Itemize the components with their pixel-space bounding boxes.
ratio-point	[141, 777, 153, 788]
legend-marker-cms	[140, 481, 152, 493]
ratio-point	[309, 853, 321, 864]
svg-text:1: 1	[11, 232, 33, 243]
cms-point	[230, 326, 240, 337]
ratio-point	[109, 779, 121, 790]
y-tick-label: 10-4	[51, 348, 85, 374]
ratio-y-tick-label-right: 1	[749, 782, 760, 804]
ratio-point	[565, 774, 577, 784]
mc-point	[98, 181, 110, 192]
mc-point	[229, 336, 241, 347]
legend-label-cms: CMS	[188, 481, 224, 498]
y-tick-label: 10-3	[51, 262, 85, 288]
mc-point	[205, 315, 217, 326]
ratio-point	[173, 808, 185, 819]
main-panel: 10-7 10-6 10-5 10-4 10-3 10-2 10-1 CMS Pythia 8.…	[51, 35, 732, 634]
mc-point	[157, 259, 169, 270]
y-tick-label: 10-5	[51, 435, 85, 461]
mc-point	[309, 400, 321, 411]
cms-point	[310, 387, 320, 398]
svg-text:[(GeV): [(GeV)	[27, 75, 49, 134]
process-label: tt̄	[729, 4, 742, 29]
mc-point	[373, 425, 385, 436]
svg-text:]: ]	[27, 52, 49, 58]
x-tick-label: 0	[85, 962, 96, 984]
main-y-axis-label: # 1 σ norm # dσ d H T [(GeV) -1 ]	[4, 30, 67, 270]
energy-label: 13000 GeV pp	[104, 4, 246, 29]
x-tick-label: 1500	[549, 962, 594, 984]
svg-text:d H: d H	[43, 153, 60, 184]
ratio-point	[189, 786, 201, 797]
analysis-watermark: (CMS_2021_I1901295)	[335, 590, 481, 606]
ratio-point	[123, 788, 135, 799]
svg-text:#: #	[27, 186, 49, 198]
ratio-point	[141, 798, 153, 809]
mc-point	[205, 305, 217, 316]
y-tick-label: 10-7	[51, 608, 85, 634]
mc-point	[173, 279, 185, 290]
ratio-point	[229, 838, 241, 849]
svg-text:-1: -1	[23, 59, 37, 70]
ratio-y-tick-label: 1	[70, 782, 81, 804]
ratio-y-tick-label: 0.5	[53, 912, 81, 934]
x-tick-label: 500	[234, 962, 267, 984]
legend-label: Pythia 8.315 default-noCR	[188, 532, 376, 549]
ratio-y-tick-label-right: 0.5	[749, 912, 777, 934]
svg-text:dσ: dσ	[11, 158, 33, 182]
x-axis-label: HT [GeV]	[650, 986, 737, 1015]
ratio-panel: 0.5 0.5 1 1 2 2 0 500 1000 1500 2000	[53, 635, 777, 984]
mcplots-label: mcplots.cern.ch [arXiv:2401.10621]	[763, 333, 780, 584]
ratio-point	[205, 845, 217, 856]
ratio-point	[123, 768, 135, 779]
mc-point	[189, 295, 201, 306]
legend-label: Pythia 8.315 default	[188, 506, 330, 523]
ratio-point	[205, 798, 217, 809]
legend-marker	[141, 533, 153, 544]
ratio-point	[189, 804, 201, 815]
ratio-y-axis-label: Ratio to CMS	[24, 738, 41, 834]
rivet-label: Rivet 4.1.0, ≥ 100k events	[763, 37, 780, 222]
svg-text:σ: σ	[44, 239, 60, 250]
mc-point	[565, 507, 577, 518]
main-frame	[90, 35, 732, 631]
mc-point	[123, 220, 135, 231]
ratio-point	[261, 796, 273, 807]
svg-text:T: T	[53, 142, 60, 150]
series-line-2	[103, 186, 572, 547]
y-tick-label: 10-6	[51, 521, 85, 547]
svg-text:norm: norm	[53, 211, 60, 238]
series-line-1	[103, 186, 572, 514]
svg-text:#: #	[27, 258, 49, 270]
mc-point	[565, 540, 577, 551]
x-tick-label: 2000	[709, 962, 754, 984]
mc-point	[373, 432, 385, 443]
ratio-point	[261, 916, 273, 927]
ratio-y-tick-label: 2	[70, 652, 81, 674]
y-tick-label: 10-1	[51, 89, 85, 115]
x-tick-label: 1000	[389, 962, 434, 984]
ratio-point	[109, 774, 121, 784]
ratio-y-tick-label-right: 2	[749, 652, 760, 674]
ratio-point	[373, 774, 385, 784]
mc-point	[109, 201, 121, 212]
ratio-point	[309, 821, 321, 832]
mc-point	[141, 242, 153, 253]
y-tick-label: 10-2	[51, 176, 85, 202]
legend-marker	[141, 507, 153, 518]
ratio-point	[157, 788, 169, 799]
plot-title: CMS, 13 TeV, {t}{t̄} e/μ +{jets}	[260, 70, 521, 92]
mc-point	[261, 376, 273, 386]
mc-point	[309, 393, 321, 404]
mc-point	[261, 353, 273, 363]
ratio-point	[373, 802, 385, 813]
----------------------------------------
TASK DETAILS => Reproduce the lines from the start through the line containing "326, 240, 337]", substituting "ratio-marker" for "ratio-point" and leaving everything else unchanged.

WRITTEN ANSWER =>
Itemize the components with their pixel-space bounding boxes.
ratio-marker	[141, 777, 153, 788]
legend-marker-cms	[140, 481, 152, 493]
ratio-marker	[309, 853, 321, 864]
svg-text:1: 1	[11, 232, 33, 243]
cms-point	[230, 326, 240, 337]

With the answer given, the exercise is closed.